** START OF Extracted text **

Running a Refinement (in detail)

This tutorial walks through running a refinement in more detail than the Argon a-to-z tutorial. The following tutorials in brackets also provide more detail on creating the simulation setup for this tutorial.

By the end of this tutorial, a reader familiar with MD simulation should be capable of applying MDMC refinements to their own datasets and simulations.

In order to refine potential parameters the following is required:

A Universe which contains one or more atoms. (Building a Universe)
A Simulation which runs using the Universe. (Running a Simulation)
One or more Parameters to refine. (Selecting fitting Parameters)
One or more experimental datasets.

If you would like more detail on these, please see the tutorials in brackets; the actual setup of the simulation will be done quite concisely here.

[ ]:

import os
# This setting tells MDMC how many physical cores on your computer it should use
# for simulation and refinement calculations.
os.environ["OMP_NUM_THREADS"] = "4"

Experimental datasets

MDMC’s support for experimental datasets requires two things: the relevant Observable (e.g. dynamic structure factor \(S(Q,w)\)) must be available, and a Reader for the specific file format of the data must be implemented (e.g. the LAMPSQw Reader, which reads the LAMP output file format for dynamic structure factors). If this is not the case for a dataset you’d like to use, please file an issue in the MDMC github repository or contact support@mdmcproject.org.

Each experimental dataset must be specified by a Python dictionary containing the following:

file_name : A string with the file name of the experimental data
type : A string specifying the type of Observable which describes the data (e.g. SQw if the data is the dynamic structure factor, PDF if the data is the pair distribution function).
reader : A string specifying the name of the ObservableReader which will be used to read the file.
weight : A float which determines the relative importance weighting of this dataset to other datasets, if multiple datasets are being refined at the same time.
rescale_factor, optional : A float which rescales the experimental data linearly in order to match the absolute scale of the simulated data when calculating the Figure of Merit (FoM). Default is 1., i.e. no change to the data.
auto_scale, optional : A boolean specifying whether to automatically set the rescale_factor at each step of the refinement to the value which minimizes the FoM. Default is False.
use_FFT, optional : A boolean specifying whether to use the Fast Fourier Transform (FFT) in the calculation of variables from MD, which are faster but can impose restrictions on the uniformity of variables. Default is True.
resolution : a one-line dict of format {'file' : str} or {key : float}. if {'file' : str}, the str should be a file in the same format as file_name containing results of a vanadium sample which is used to determine instrument energy resolution for this dataset. If {key : float}, the key should be the type of numeric resolution, with the key being the function type (e.g. 'gaussian' or 'lorentzian'), and the float the FWHM for that function.

** END OF Extracted text **
** START OF Provided records **

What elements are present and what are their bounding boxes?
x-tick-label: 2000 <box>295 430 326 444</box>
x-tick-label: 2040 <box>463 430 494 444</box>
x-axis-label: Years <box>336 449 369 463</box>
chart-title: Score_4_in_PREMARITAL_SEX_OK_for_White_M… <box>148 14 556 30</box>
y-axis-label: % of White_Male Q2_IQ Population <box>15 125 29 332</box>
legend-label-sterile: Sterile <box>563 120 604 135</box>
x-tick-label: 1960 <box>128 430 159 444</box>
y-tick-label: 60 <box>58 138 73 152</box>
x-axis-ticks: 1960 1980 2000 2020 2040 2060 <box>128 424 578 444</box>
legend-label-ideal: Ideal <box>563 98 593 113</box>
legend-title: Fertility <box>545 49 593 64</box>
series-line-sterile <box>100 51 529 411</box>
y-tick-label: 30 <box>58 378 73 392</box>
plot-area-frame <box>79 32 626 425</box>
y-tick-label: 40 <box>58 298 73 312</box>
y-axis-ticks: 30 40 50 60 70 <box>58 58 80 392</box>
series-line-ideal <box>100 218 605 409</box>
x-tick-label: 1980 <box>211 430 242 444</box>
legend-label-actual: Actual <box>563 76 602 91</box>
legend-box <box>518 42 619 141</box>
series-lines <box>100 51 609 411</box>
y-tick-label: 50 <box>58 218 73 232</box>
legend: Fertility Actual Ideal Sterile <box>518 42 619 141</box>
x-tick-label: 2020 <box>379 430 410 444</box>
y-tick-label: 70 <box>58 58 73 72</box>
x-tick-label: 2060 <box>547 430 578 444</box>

** END OF Provided records **

** Instruction **
In the refinement tutorial, what is the default value of the auto_scale option for an experimental dataset?

** Result **
False